** START OF Recorded information **

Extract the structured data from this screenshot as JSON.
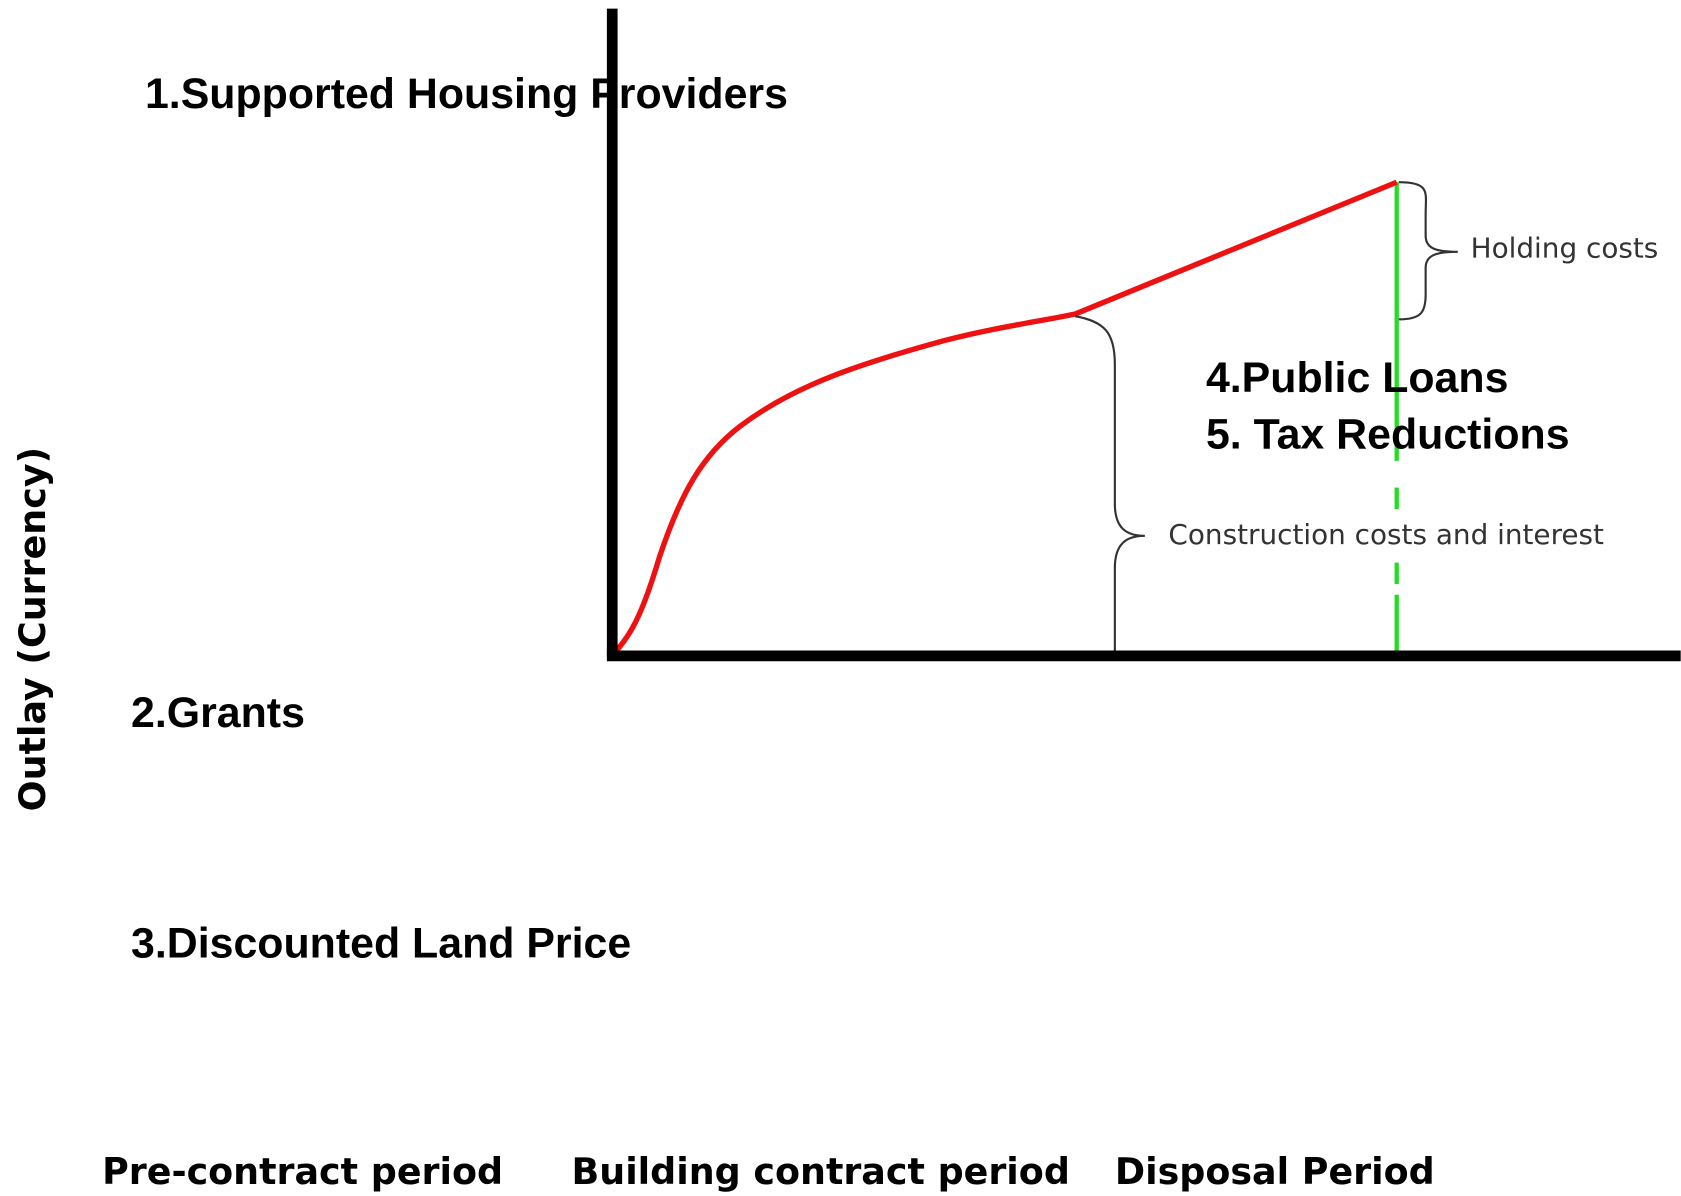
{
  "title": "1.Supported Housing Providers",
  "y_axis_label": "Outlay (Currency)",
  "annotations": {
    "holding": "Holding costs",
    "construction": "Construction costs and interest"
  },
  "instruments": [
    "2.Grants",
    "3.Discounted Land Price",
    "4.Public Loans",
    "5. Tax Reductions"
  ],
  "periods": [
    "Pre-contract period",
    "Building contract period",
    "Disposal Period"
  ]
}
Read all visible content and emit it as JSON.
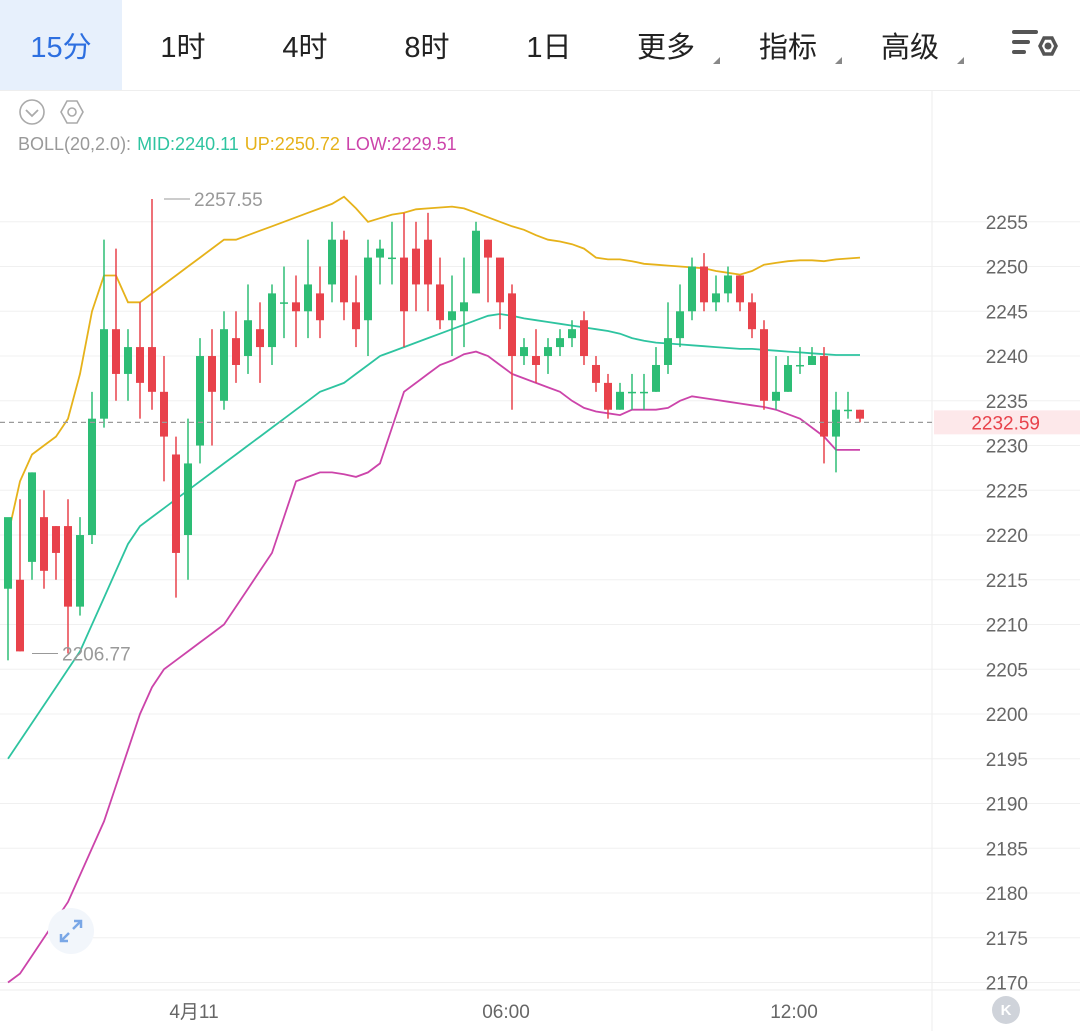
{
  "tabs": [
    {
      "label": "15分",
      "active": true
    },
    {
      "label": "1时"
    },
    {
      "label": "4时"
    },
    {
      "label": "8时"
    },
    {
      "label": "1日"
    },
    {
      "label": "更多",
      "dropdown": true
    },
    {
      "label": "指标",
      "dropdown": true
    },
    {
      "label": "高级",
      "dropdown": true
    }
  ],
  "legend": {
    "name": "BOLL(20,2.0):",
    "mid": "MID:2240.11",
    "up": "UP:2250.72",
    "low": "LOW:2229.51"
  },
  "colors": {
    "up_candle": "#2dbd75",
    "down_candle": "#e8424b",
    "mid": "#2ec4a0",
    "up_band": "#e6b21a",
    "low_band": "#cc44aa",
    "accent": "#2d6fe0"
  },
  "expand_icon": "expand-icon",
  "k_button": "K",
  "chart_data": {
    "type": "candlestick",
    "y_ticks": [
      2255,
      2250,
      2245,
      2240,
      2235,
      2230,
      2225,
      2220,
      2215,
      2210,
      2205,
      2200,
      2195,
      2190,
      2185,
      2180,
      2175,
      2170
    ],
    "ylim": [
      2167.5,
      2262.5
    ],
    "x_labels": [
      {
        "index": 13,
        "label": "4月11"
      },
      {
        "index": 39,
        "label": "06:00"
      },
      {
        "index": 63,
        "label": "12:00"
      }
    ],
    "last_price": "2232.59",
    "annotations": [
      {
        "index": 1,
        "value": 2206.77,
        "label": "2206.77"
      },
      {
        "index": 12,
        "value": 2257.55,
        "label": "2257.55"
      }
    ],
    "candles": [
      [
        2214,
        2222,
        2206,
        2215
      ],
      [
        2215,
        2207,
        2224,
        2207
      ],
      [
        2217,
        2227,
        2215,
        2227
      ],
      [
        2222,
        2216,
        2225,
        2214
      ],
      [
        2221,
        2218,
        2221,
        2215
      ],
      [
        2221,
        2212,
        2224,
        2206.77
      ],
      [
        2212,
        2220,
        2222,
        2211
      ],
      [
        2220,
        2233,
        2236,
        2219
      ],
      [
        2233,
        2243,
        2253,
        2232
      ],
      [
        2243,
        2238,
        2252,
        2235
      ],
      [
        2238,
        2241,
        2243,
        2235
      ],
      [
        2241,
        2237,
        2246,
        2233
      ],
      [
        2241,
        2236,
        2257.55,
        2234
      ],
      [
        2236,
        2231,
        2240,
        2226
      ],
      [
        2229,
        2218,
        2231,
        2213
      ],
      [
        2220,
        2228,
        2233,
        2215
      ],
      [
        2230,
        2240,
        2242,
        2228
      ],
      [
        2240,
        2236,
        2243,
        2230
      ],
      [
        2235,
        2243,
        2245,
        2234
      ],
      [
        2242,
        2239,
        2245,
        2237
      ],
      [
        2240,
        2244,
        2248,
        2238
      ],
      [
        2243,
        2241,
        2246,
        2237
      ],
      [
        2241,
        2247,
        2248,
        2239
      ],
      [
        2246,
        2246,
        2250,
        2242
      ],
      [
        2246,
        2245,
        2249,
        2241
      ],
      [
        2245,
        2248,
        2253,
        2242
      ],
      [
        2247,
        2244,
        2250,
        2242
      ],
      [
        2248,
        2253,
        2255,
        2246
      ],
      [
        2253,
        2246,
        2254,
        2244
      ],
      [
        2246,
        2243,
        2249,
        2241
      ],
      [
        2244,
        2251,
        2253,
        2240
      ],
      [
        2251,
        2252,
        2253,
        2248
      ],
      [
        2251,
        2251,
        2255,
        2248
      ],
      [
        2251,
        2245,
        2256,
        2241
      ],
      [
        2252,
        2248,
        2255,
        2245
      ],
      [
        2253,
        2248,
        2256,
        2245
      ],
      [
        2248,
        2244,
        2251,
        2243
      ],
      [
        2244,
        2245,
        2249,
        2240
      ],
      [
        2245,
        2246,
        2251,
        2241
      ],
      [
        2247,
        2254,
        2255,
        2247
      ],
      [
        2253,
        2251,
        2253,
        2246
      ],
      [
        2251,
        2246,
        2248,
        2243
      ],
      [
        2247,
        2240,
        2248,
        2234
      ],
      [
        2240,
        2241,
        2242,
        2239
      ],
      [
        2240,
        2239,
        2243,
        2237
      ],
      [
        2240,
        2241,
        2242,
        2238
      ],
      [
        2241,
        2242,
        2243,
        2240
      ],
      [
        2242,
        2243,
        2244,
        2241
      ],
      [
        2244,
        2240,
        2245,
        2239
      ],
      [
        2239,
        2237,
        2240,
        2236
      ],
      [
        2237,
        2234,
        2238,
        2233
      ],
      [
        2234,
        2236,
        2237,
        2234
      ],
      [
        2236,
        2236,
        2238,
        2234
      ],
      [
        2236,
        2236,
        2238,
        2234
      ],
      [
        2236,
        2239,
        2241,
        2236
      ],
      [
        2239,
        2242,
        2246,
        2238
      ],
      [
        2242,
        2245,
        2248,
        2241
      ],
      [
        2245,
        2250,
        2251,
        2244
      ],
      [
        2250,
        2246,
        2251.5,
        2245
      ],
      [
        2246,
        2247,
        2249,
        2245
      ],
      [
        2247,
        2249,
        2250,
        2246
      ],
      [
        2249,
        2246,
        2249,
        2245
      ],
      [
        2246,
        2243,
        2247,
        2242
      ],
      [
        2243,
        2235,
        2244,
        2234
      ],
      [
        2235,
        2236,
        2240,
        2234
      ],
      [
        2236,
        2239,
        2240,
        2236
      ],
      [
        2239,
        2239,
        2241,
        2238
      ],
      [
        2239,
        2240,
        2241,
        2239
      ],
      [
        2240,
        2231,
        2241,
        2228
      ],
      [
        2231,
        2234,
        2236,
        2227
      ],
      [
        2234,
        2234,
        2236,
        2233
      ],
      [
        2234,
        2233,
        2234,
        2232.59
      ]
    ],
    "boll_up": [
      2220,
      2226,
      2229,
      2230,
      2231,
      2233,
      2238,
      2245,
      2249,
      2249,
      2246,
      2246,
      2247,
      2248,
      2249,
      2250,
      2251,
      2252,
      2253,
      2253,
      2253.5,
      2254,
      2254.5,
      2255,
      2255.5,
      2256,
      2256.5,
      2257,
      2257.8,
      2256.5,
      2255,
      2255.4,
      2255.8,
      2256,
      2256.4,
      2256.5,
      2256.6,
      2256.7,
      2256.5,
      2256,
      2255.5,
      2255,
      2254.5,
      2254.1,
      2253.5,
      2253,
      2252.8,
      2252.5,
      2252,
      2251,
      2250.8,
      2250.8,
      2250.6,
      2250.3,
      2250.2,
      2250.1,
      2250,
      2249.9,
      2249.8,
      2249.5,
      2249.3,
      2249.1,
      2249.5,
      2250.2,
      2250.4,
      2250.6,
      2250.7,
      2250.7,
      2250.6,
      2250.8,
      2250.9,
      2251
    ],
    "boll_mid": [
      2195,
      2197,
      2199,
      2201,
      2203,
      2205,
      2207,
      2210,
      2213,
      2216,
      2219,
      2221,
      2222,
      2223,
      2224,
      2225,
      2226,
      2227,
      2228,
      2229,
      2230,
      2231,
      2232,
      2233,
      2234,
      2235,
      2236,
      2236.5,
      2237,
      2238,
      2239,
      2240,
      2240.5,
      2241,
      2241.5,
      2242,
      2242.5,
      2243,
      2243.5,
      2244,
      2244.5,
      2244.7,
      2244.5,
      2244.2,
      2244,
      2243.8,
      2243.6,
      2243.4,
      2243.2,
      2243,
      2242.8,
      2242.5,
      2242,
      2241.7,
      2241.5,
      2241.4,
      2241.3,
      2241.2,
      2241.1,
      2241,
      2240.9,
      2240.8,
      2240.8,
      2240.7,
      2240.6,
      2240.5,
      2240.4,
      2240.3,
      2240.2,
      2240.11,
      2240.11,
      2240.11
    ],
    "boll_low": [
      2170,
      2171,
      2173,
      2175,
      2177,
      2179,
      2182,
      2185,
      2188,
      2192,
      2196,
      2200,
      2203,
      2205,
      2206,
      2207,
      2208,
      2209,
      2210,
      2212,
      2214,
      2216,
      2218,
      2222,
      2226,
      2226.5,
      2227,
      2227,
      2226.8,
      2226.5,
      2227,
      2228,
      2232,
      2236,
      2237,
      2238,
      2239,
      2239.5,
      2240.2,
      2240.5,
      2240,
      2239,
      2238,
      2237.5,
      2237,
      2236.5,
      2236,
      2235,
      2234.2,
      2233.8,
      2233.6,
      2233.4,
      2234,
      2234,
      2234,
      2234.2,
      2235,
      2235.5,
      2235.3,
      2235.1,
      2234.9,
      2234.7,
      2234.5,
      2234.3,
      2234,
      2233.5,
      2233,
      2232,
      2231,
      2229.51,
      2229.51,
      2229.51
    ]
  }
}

** END OF Recorded information **

__Given problem__: Report how many lines in the entries hold the string "JSON". Nothing but the number is wanted.

__Exercise output__: 2